### WHAT IS NEEDED
In the listing below, count the lines with "boord" and report only the figure.

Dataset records
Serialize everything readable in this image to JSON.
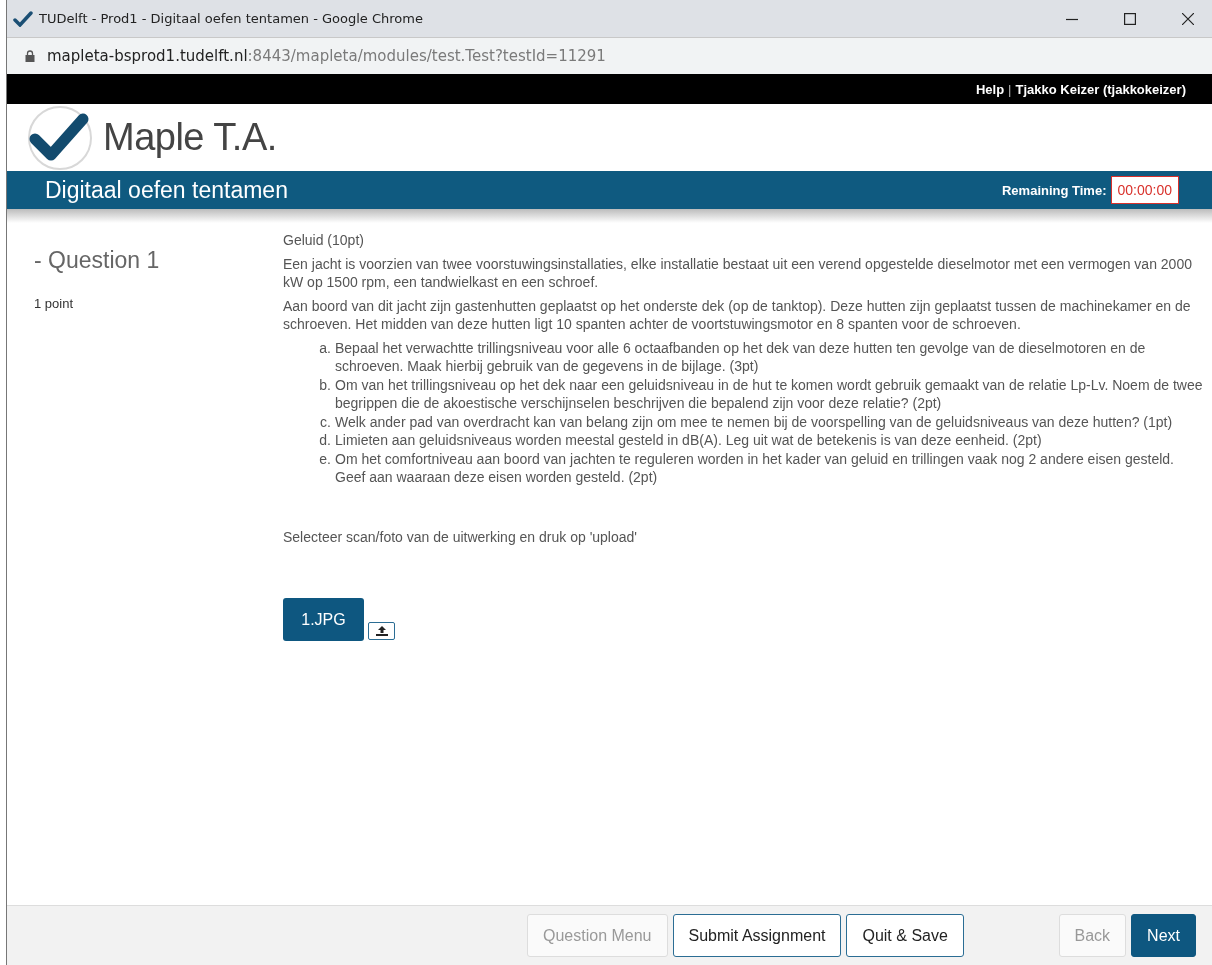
{
  "window": {
    "title": "TUDelft - Prod1 - Digitaal oefen tentamen - Google Chrome"
  },
  "address_bar": {
    "host": "mapleta-bsprod1.tudelft.nl",
    "path": ":8443/mapleta/modules/test.Test?testId=11291"
  },
  "top_bar": {
    "links": [
      "Help",
      "Tjakko Keizer (tjakkokeizer)"
    ],
    "separator": "|"
  },
  "logo": {
    "text": "Maple T.A."
  },
  "banner": {
    "title": "Digitaal oefen tentamen",
    "timer_label": "Remaining Time:",
    "timer": "00:00:00"
  },
  "question": {
    "heading": "- Question 1",
    "points": "1 point",
    "title": "Geluid (10pt)",
    "paragraphs": [
      "Een jacht is voorzien van twee voorstuwingsinstallaties, elke installatie bestaat uit een verend opgestelde dieselmotor met een vermogen van 2000 kW op 1500 rpm, een tandwielkast en een schroef.",
      "Aan boord van dit jacht zijn gastenhutten geplaatst op het onderste dek (op de tanktop). Deze hutten zijn geplaatst tussen de machinekamer en de schroeven. Het midden van deze hutten ligt 10 spanten achter de voortstuwingsmotor en 8 spanten voor de schroeven."
    ],
    "items": [
      {
        "marker": "a.",
        "text": "Bepaal het verwachtte trillingsniveau voor alle 6 octaafbanden op het dek van deze hutten ten gevolge van de dieselmotoren en de schroeven. Maak hierbij gebruik van de gegevens in de bijlage. (3pt)"
      },
      {
        "marker": "b.",
        "text": "Om van het trillingsniveau op het dek naar een geluidsniveau in de hut te komen wordt gebruik gemaakt van de relatie Lp-Lv. Noem de twee begrippen die de akoestische verschijnselen beschrijven die bepalend zijn voor deze relatie? (2pt)"
      },
      {
        "marker": "c.",
        "text": "Welk ander pad van overdracht kan van belang zijn om mee te nemen bij de voorspelling van de geluidsniveaus van deze hutten? (1pt)"
      },
      {
        "marker": "d.",
        "text": "Limieten aan geluidsniveaus worden meestal gesteld in dB(A). Leg uit wat de betekenis is van deze eenheid. (2pt)"
      },
      {
        "marker": "e.",
        "text": "Om het comfortniveau aan boord van jachten te reguleren worden in het kader van geluid en trillingen vaak nog 2 andere eisen gesteld. Geef aan waaraan deze eisen worden gesteld. (2pt)"
      }
    ],
    "instruction": "Selecteer scan/foto van de uitwerking en druk op 'upload'",
    "file_button": "1.JPG"
  },
  "footer": {
    "left_buttons": [
      {
        "label": "Question Menu",
        "disabled": true,
        "primary": false
      },
      {
        "label": "Submit Assignment",
        "disabled": false,
        "primary": false
      },
      {
        "label": "Quit & Save",
        "disabled": false,
        "primary": false
      }
    ],
    "right_buttons": [
      {
        "label": "Back",
        "disabled": true,
        "primary": false
      },
      {
        "label": "Next",
        "disabled": false,
        "primary": true
      }
    ]
  }
}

### EXERCISE RESULT
2